### Required work
Here are some records; quote them exactly, leaving out the pictures.

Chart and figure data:
--- --- ---
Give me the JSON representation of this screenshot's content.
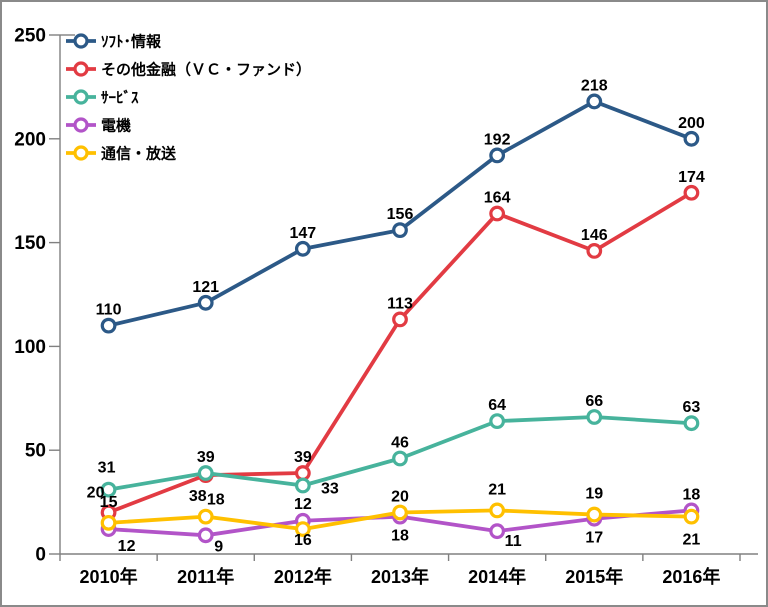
{
  "chart_data": {
    "type": "line",
    "title": "",
    "categories": [
      "2010年",
      "2011年",
      "2012年",
      "2013年",
      "2014年",
      "2015年",
      "2016年"
    ],
    "series": [
      {
        "id": "soft-info",
        "name": "ｿﾌﾄ･情報",
        "color": "#2C5987",
        "values": [
          110,
          121,
          147,
          156,
          192,
          218,
          200
        ],
        "label_side": "above",
        "label_offsets": {}
      },
      {
        "id": "other-finance-vc-fund",
        "name": "その他金融（ＶＣ・ファンド）",
        "color": "#E23B43",
        "values": [
          20,
          38,
          39,
          113,
          164,
          146,
          174
        ],
        "label_side": "above",
        "label_offsets": {
          "0": [
            -13,
            -15
          ],
          "1": [
            -8,
            26
          ]
        }
      },
      {
        "id": "services",
        "name": "ｻｰﾋﾞｽ",
        "color": "#47B39C",
        "values": [
          31,
          39,
          33,
          46,
          64,
          66,
          63
        ],
        "label_side": "above",
        "label_offsets": {
          "0": [
            -2,
            -17
          ],
          "2": [
            27,
            8
          ]
        }
      },
      {
        "id": "electronics",
        "name": "電機",
        "color": "#B254C8",
        "values": [
          12,
          9,
          16,
          18,
          11,
          17,
          21
        ],
        "label_side": "below",
        "label_offsets": {
          "0": [
            18,
            22
          ],
          "1": [
            13,
            16
          ],
          "4": [
            16,
            15
          ],
          "6": [
            0,
            34
          ]
        }
      },
      {
        "id": "telecom-broadcast",
        "name": "通信・放送",
        "color": "#FFC000",
        "values": [
          15,
          18,
          12,
          20,
          21,
          19,
          18
        ],
        "label_side": "above",
        "label_offsets": {
          "0": [
            0,
            -16
          ],
          "1": [
            10,
            -12
          ],
          "2": [
            0,
            -20
          ],
          "4": [
            0,
            -16
          ],
          "5": [
            0,
            -16
          ],
          "6": [
            0,
            -17
          ]
        }
      }
    ],
    "xlabel": "",
    "ylabel": "",
    "ylim": [
      0,
      250
    ],
    "ytick_step": 50,
    "yticks": [
      0,
      50,
      100,
      150,
      200,
      250
    ],
    "grid": false,
    "legend_position": "top-left-inside",
    "axis_color": "#808080",
    "data_label_color": "#000000",
    "marker_style": "open-circle"
  }
}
--- --- ---
### Response to the task
Give me the JSON representation of this screenshot's content.
{
  "chart_data": {
    "type": "line",
    "title": "",
    "categories": [
      "2010年",
      "2011年",
      "2012年",
      "2013年",
      "2014年",
      "2015年",
      "2016年"
    ],
    "series": [
      {
        "id": "soft-info",
        "name": "ｿﾌﾄ･情報",
        "color": "#2C5987",
        "values": [
          110,
          121,
          147,
          156,
          192,
          218,
          200
        ],
        "label_side": "above",
        "label_offsets": {}
      },
      {
        "id": "other-finance-vc-fund",
        "name": "その他金融（ＶＣ・ファンド）",
        "color": "#E23B43",
        "values": [
          20,
          38,
          39,
          113,
          164,
          146,
          174
        ],
        "label_side": "above",
        "label_offsets": {
          "0": [
            -13,
            -15
          ],
          "1": [
            -8,
            26
          ]
        }
      },
      {
        "id": "services",
        "name": "ｻｰﾋﾞｽ",
        "color": "#47B39C",
        "values": [
          31,
          39,
          33,
          46,
          64,
          66,
          63
        ],
        "label_side": "above",
        "label_offsets": {
          "0": [
            -2,
            -17
          ],
          "2": [
            27,
            8
          ]
        }
      },
      {
        "id": "electronics",
        "name": "電機",
        "color": "#B254C8",
        "values": [
          12,
          9,
          16,
          18,
          11,
          17,
          21
        ],
        "label_side": "below",
        "label_offsets": {
          "0": [
            18,
            22
          ],
          "1": [
            13,
            16
          ],
          "4": [
            16,
            15
          ],
          "6": [
            0,
            34
          ]
        }
      },
      {
        "id": "telecom-broadcast",
        "name": "通信・放送",
        "color": "#FFC000",
        "values": [
          15,
          18,
          12,
          20,
          21,
          19,
          18
        ],
        "label_side": "above",
        "label_offsets": {
          "0": [
            0,
            -16
          ],
          "1": [
            10,
            -12
          ],
          "2": [
            0,
            -20
          ],
          "4": [
            0,
            -16
          ],
          "5": [
            0,
            -16
          ],
          "6": [
            0,
            -17
          ]
        }
      }
    ],
    "xlabel": "",
    "ylabel": "",
    "ylim": [
      0,
      250
    ],
    "ytick_step": 50,
    "yticks": [
      0,
      50,
      100,
      150,
      200,
      250
    ],
    "grid": false,
    "legend_position": "top-left-inside",
    "axis_color": "#808080",
    "data_label_color": "#000000",
    "marker_style": "open-circle"
  }
}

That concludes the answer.